(Data tied to figure images)
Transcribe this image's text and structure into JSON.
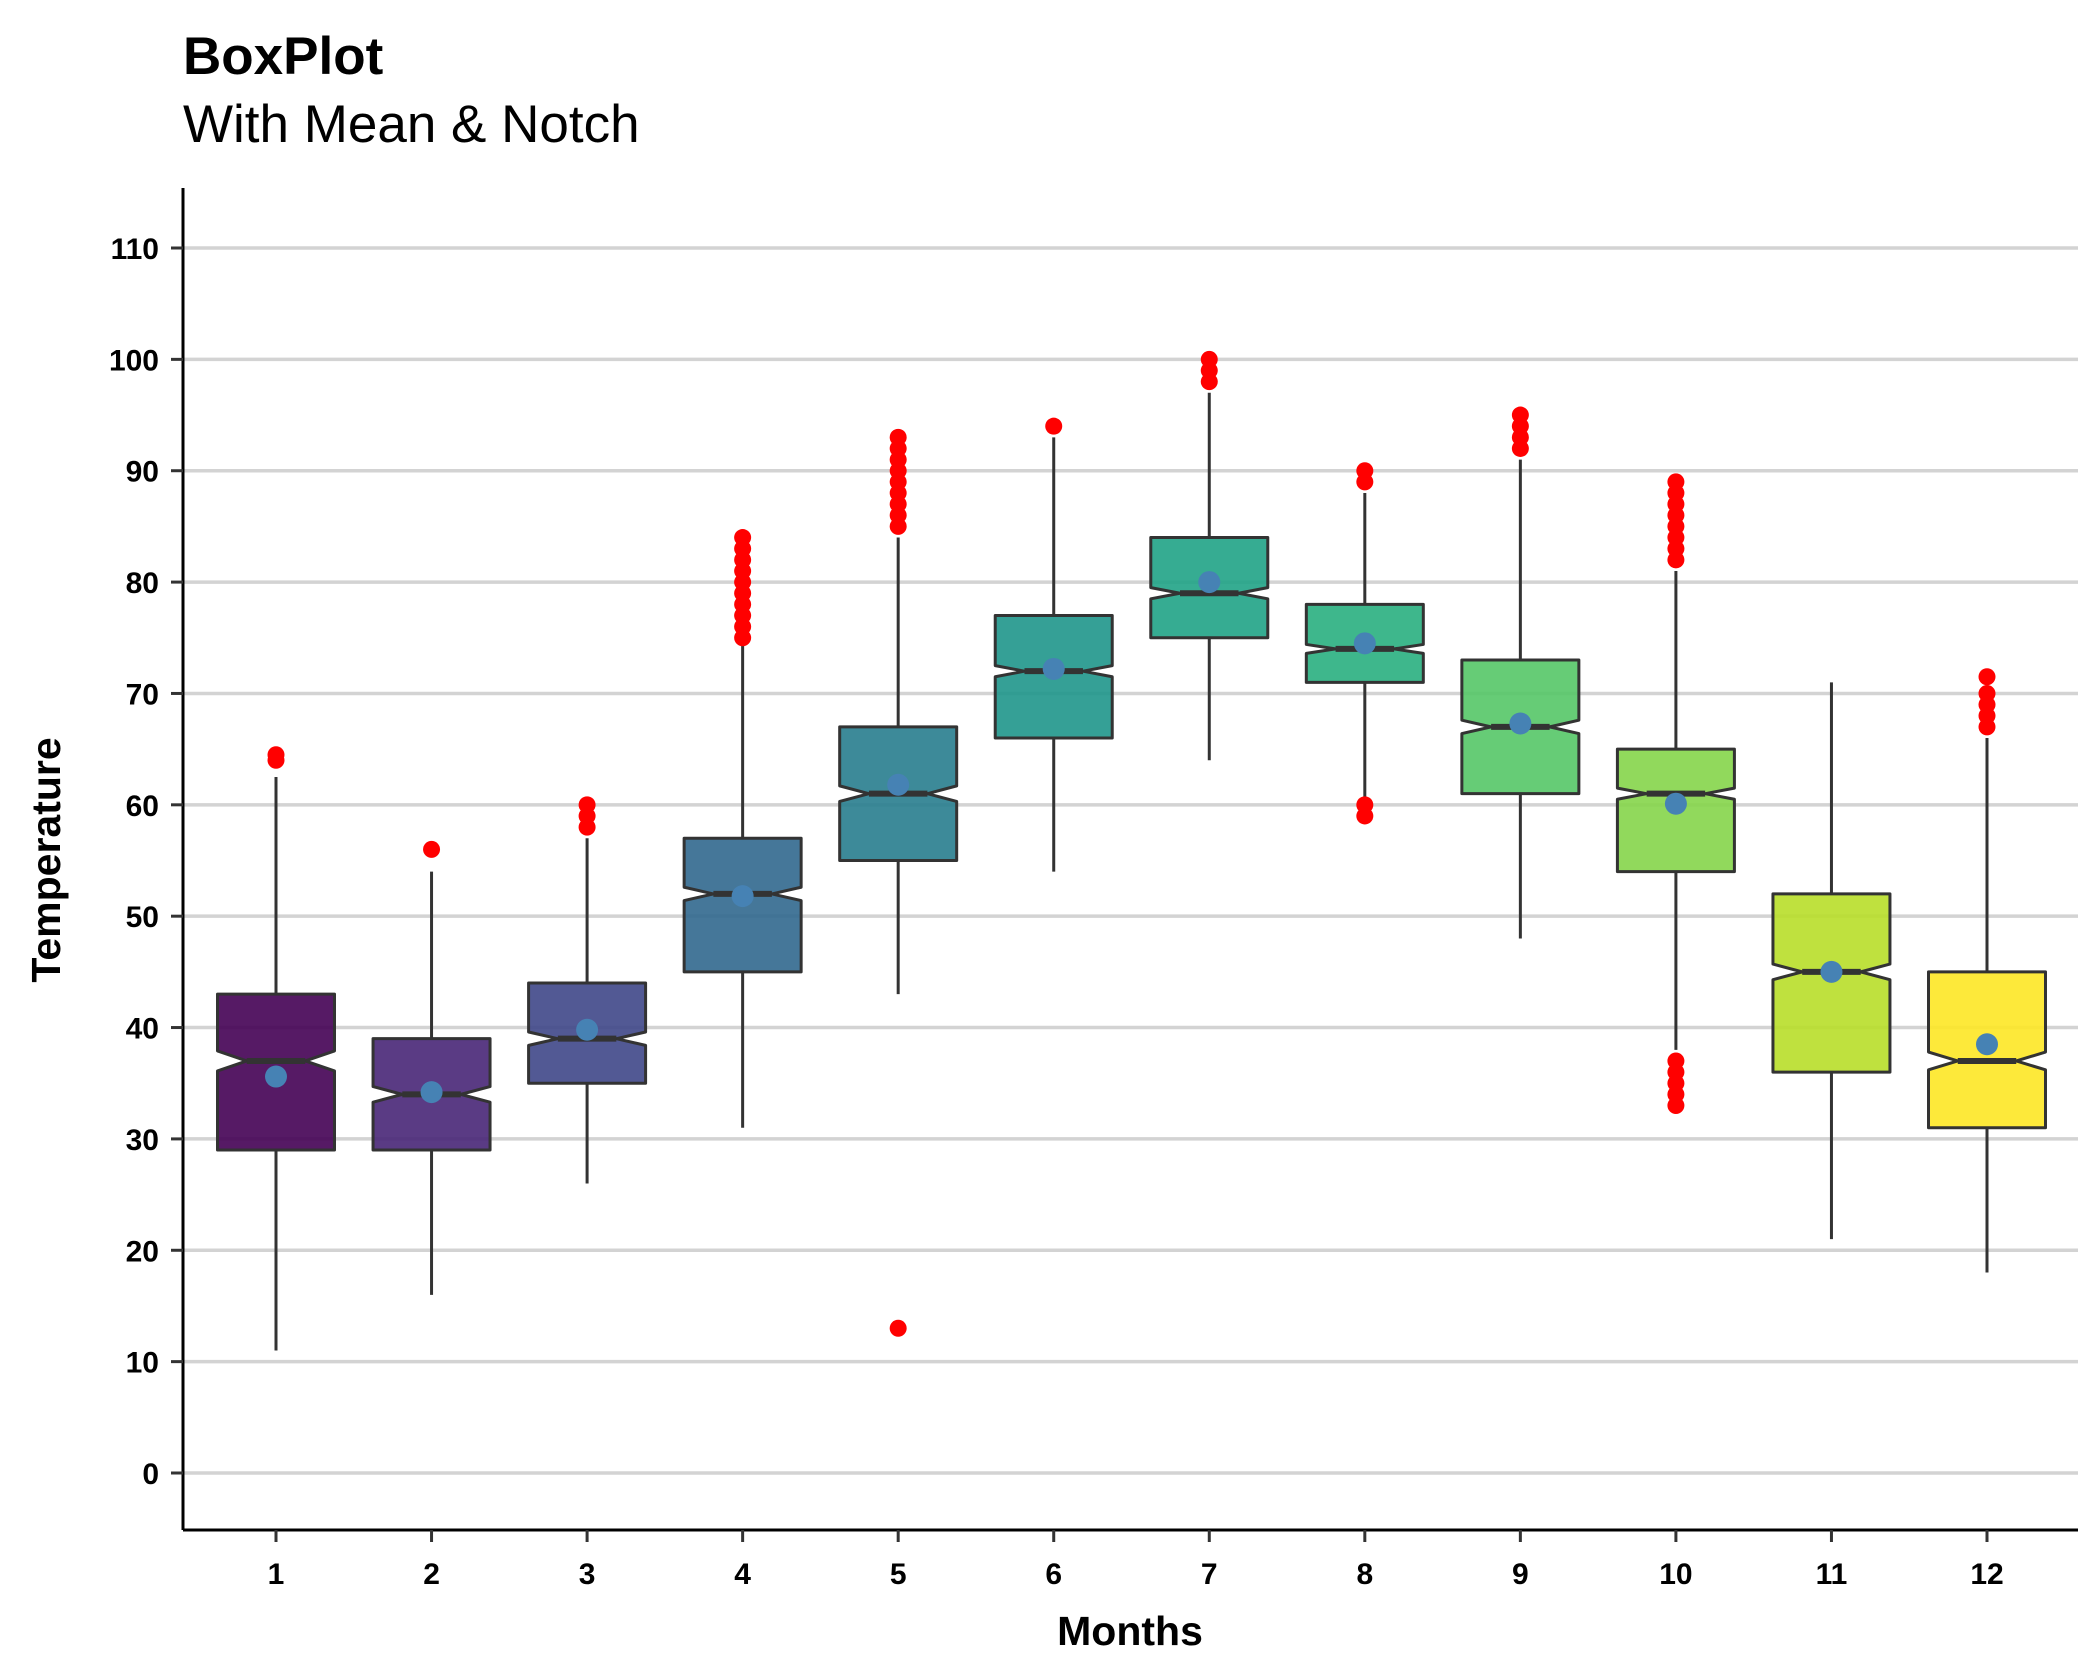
{
  "chart_data": {
    "type": "boxplot",
    "title": "BoxPlot",
    "subtitle": "With Mean & Notch",
    "xlabel": "Months",
    "ylabel": "Temperature",
    "ylim": [
      -5,
      115
    ],
    "yticks": [
      0,
      10,
      20,
      30,
      40,
      50,
      60,
      70,
      80,
      90,
      100,
      110
    ],
    "categories": [
      "1",
      "2",
      "3",
      "4",
      "5",
      "6",
      "7",
      "8",
      "9",
      "10",
      "11",
      "12"
    ],
    "grid": "horizontal",
    "legend": "none",
    "box_fill_alpha": 0.9,
    "colors": [
      "#440154",
      "#482677",
      "#3F4788",
      "#31688E",
      "#287D8E",
      "#1F968B",
      "#20A386",
      "#29AF7F",
      "#55C667",
      "#85D54A",
      "#B8DE29",
      "#FDE725"
    ],
    "outlier_color": "#FF0000",
    "mean_color": "#4682B4",
    "boxes": [
      {
        "month": "1",
        "whisker_low": 11,
        "q1": 29,
        "median": 37,
        "q3": 43,
        "whisker_high": 62.5,
        "mean": 35.6,
        "notch_half": 0.9,
        "outliers": [
          64,
          64.5
        ]
      },
      {
        "month": "2",
        "whisker_low": 16,
        "q1": 29,
        "median": 34,
        "q3": 39,
        "whisker_high": 54,
        "mean": 34.2,
        "notch_half": 0.7,
        "outliers": [
          56
        ]
      },
      {
        "month": "3",
        "whisker_low": 26,
        "q1": 35,
        "median": 39,
        "q3": 44,
        "whisker_high": 57,
        "mean": 39.8,
        "notch_half": 0.6,
        "outliers": [
          58,
          59,
          60
        ]
      },
      {
        "month": "4",
        "whisker_low": 31,
        "q1": 45,
        "median": 52,
        "q3": 57,
        "whisker_high": 75,
        "mean": 51.8,
        "notch_half": 0.6,
        "outliers": [
          75,
          76,
          77,
          78,
          79,
          80,
          81,
          82,
          83,
          84
        ]
      },
      {
        "month": "5",
        "whisker_low": 43,
        "q1": 55,
        "median": 61,
        "q3": 67,
        "whisker_high": 84,
        "mean": 61.8,
        "notch_half": 0.7,
        "outliers": [
          13,
          85,
          86,
          87,
          88,
          89,
          90,
          91,
          92,
          93
        ]
      },
      {
        "month": "6",
        "whisker_low": 54,
        "q1": 66,
        "median": 72,
        "q3": 77,
        "whisker_high": 93,
        "mean": 72.2,
        "notch_half": 0.5,
        "outliers": [
          94
        ]
      },
      {
        "month": "7",
        "whisker_low": 64,
        "q1": 75,
        "median": 79,
        "q3": 84,
        "whisker_high": 97,
        "mean": 80.0,
        "notch_half": 0.5,
        "outliers": [
          98,
          99,
          100
        ]
      },
      {
        "month": "8",
        "whisker_low": 60,
        "q1": 71,
        "median": 74,
        "q3": 78,
        "whisker_high": 88,
        "mean": 74.5,
        "notch_half": 0.4,
        "outliers": [
          59,
          60,
          89,
          90
        ]
      },
      {
        "month": "9",
        "whisker_low": 48,
        "q1": 61,
        "median": 67,
        "q3": 73,
        "whisker_high": 91,
        "mean": 67.3,
        "notch_half": 0.6,
        "outliers": [
          92,
          93,
          94,
          95
        ]
      },
      {
        "month": "10",
        "whisker_low": 38,
        "q1": 54,
        "median": 61,
        "q3": 65,
        "whisker_high": 81,
        "mean": 60.1,
        "notch_half": 0.5,
        "outliers": [
          33,
          34,
          35,
          36,
          37,
          82,
          83,
          84,
          85,
          86,
          87,
          88,
          89
        ]
      },
      {
        "month": "11",
        "whisker_low": 21,
        "q1": 36,
        "median": 45,
        "q3": 52,
        "whisker_high": 71,
        "mean": 45.0,
        "notch_half": 0.7,
        "outliers": []
      },
      {
        "month": "12",
        "whisker_low": 18,
        "q1": 31,
        "median": 37,
        "q3": 45,
        "whisker_high": 66,
        "mean": 38.5,
        "notch_half": 0.8,
        "outliers": [
          67,
          68,
          69,
          70,
          71.5
        ]
      }
    ]
  }
}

WHAT YOU NEED TO DO: Copy the material exactly. Do not include the pictures.

RESPONSE FOR THIS EXERCISE:
Transcribe this image's text and structure into JSON.
{
  "chart_data": {
    "type": "boxplot",
    "title": "BoxPlot",
    "subtitle": "With Mean & Notch",
    "xlabel": "Months",
    "ylabel": "Temperature",
    "ylim": [
      -5,
      115
    ],
    "yticks": [
      0,
      10,
      20,
      30,
      40,
      50,
      60,
      70,
      80,
      90,
      100,
      110
    ],
    "categories": [
      "1",
      "2",
      "3",
      "4",
      "5",
      "6",
      "7",
      "8",
      "9",
      "10",
      "11",
      "12"
    ],
    "grid": "horizontal",
    "legend": "none",
    "box_fill_alpha": 0.9,
    "colors": [
      "#440154",
      "#482677",
      "#3F4788",
      "#31688E",
      "#287D8E",
      "#1F968B",
      "#20A386",
      "#29AF7F",
      "#55C667",
      "#85D54A",
      "#B8DE29",
      "#FDE725"
    ],
    "outlier_color": "#FF0000",
    "mean_color": "#4682B4",
    "boxes": [
      {
        "month": "1",
        "whisker_low": 11,
        "q1": 29,
        "median": 37,
        "q3": 43,
        "whisker_high": 62.5,
        "mean": 35.6,
        "notch_half": 0.9,
        "outliers": [
          64,
          64.5
        ]
      },
      {
        "month": "2",
        "whisker_low": 16,
        "q1": 29,
        "median": 34,
        "q3": 39,
        "whisker_high": 54,
        "mean": 34.2,
        "notch_half": 0.7,
        "outliers": [
          56
        ]
      },
      {
        "month": "3",
        "whisker_low": 26,
        "q1": 35,
        "median": 39,
        "q3": 44,
        "whisker_high": 57,
        "mean": 39.8,
        "notch_half": 0.6,
        "outliers": [
          58,
          59,
          60
        ]
      },
      {
        "month": "4",
        "whisker_low": 31,
        "q1": 45,
        "median": 52,
        "q3": 57,
        "whisker_high": 75,
        "mean": 51.8,
        "notch_half": 0.6,
        "outliers": [
          75,
          76,
          77,
          78,
          79,
          80,
          81,
          82,
          83,
          84
        ]
      },
      {
        "month": "5",
        "whisker_low": 43,
        "q1": 55,
        "median": 61,
        "q3": 67,
        "whisker_high": 84,
        "mean": 61.8,
        "notch_half": 0.7,
        "outliers": [
          13,
          85,
          86,
          87,
          88,
          89,
          90,
          91,
          92,
          93
        ]
      },
      {
        "month": "6",
        "whisker_low": 54,
        "q1": 66,
        "median": 72,
        "q3": 77,
        "whisker_high": 93,
        "mean": 72.2,
        "notch_half": 0.5,
        "outliers": [
          94
        ]
      },
      {
        "month": "7",
        "whisker_low": 64,
        "q1": 75,
        "median": 79,
        "q3": 84,
        "whisker_high": 97,
        "mean": 80.0,
        "notch_half": 0.5,
        "outliers": [
          98,
          99,
          100
        ]
      },
      {
        "month": "8",
        "whisker_low": 60,
        "q1": 71,
        "median": 74,
        "q3": 78,
        "whisker_high": 88,
        "mean": 74.5,
        "notch_half": 0.4,
        "outliers": [
          59,
          60,
          89,
          90
        ]
      },
      {
        "month": "9",
        "whisker_low": 48,
        "q1": 61,
        "median": 67,
        "q3": 73,
        "whisker_high": 91,
        "mean": 67.3,
        "notch_half": 0.6,
        "outliers": [
          92,
          93,
          94,
          95
        ]
      },
      {
        "month": "10",
        "whisker_low": 38,
        "q1": 54,
        "median": 61,
        "q3": 65,
        "whisker_high": 81,
        "mean": 60.1,
        "notch_half": 0.5,
        "outliers": [
          33,
          34,
          35,
          36,
          37,
          82,
          83,
          84,
          85,
          86,
          87,
          88,
          89
        ]
      },
      {
        "month": "11",
        "whisker_low": 21,
        "q1": 36,
        "median": 45,
        "q3": 52,
        "whisker_high": 71,
        "mean": 45.0,
        "notch_half": 0.7,
        "outliers": []
      },
      {
        "month": "12",
        "whisker_low": 18,
        "q1": 31,
        "median": 37,
        "q3": 45,
        "whisker_high": 66,
        "mean": 38.5,
        "notch_half": 0.8,
        "outliers": [
          67,
          68,
          69,
          70,
          71.5
        ]
      }
    ]
  }
}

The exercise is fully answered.